# Extract

_ _ _ _ _

The kingdom of God, though present even in Christ when he walked on earth, and though present in us even now, and always near (Luke 10:11), will not be fully realized until the end of time, when, according to Scripture, an angel will blow his trumpet and voices in heaven will sing: "The kingdom of the world now belongs to our Lord and to his Anointed, and he will reign forever and ever." (Rev. 11:15; cf. Matt. 8:11; Daniel 2:44; 7:27) It is something the consummation of which ought devoutly to be wished, and indeed, the Lord taught us to pray to the Lord God, "thy kingdom come," adveniat regnum tuum." (Matt. 6:10; Luke 11:2) And St. Paul prays impatiently: Lord come! Maranatha! (1 Cor. 16:22)
The Kingdom of God was one that did not rely on violence, even justifiable violence, against properly constituted authority. (John 18:36) It was not one that relied upon the sword. It was not one that relied upon "oppressive and despotic power," such as the power "wielded by the rulers of nations." (Compendium, No. 379) And yet the Kingdom of God offered a huge challenge to the kingdoms of this earth.

_ _ _ _ _

(Records drawn from a collection)
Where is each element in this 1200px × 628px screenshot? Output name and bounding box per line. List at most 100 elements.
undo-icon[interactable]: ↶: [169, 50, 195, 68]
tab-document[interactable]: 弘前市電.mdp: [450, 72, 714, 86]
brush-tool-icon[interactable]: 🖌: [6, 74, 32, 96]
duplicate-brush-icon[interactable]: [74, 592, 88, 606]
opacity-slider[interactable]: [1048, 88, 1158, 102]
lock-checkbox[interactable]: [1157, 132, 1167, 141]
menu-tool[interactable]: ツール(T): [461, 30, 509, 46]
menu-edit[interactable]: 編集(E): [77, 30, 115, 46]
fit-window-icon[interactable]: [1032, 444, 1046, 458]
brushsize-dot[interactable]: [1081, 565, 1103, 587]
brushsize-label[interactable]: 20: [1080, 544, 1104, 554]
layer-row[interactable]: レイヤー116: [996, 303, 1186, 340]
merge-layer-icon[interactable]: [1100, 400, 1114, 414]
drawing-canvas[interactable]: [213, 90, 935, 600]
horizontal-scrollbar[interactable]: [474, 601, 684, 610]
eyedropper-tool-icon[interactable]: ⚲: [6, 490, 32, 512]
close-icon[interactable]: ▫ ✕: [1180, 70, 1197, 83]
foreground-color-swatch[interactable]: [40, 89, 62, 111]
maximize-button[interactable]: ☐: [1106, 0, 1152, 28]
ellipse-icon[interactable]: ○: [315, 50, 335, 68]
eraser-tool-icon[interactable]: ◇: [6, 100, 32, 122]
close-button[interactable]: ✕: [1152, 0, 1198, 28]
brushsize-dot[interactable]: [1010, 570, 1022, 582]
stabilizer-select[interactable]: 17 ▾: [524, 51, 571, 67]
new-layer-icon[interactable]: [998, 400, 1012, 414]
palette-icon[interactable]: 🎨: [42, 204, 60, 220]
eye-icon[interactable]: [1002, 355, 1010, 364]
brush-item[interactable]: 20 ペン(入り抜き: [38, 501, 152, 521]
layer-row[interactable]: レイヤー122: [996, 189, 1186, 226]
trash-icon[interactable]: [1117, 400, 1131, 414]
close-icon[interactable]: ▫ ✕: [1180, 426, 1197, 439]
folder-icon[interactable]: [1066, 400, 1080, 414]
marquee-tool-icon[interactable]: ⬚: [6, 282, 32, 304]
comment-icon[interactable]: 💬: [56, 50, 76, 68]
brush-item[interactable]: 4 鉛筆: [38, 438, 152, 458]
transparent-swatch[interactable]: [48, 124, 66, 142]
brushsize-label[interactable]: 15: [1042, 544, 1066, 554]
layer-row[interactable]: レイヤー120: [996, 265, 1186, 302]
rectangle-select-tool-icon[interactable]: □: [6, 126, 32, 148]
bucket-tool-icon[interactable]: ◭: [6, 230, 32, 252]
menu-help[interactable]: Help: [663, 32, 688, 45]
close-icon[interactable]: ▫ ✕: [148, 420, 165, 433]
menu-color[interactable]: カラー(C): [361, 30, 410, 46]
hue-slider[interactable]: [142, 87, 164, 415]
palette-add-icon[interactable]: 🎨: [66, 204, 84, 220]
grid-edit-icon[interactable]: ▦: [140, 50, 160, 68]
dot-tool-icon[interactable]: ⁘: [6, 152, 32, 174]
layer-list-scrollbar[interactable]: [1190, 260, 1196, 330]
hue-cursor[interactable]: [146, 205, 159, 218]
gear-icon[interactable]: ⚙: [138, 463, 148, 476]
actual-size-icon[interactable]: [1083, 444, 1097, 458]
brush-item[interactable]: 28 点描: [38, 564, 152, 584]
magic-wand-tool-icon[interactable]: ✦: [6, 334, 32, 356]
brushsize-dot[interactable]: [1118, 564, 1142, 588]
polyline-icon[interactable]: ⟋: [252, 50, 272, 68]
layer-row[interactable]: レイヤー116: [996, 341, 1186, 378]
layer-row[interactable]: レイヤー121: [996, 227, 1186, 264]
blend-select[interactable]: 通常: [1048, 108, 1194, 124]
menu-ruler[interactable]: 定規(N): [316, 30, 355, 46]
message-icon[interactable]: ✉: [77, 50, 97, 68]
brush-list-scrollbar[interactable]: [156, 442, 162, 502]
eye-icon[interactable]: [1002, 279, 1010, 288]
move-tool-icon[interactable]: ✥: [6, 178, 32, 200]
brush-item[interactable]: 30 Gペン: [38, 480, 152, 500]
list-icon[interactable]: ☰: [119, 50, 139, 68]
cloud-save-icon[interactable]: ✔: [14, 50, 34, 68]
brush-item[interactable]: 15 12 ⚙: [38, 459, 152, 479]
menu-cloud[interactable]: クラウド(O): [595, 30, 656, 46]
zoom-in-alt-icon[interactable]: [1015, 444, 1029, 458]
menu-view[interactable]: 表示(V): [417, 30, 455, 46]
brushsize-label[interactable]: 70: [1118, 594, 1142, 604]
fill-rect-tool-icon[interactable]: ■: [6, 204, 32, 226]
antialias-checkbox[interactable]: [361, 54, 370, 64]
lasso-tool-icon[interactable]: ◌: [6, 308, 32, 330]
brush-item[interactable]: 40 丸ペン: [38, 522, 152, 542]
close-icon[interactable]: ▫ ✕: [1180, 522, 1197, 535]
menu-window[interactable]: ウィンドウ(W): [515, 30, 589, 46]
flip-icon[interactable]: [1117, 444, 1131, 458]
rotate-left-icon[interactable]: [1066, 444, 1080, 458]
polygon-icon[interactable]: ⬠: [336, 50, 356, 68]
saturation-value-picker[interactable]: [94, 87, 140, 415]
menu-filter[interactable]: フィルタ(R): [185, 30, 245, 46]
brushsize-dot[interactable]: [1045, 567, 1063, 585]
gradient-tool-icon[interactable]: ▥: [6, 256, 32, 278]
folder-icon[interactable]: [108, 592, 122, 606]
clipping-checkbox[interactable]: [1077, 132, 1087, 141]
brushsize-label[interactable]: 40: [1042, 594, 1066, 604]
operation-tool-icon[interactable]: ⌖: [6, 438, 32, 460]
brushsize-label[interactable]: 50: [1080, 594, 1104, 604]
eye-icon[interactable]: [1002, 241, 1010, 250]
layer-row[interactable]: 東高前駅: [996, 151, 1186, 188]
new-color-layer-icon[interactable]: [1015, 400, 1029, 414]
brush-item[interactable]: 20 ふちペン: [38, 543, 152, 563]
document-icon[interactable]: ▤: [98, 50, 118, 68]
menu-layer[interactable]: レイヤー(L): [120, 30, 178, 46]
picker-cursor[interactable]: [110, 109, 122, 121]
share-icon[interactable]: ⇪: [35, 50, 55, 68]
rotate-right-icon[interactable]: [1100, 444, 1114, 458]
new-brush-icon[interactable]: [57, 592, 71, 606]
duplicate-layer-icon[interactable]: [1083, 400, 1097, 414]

_ _ _ _ _

# Written request
In the passage on the Kingdom of God, change "the sword" to "force of arms" and write out the part that opens with "The Kingdom of God was" and closes with "of this earth.". Rely solely on the passage on the Kingdom of God.

# Solution to the problem
The Kingdom of God was one that did not rely on violence, even justifiable violence, against properly constituted authority. (John 18:36) It was not one that relied upon force of arms. It was not one that relied upon "oppressive and despotic power," such as the power "wielded by the rulers of nations." (Compendium, No. 379) And yet the Kingdom of God offered a huge challenge to the kingdoms of this earth.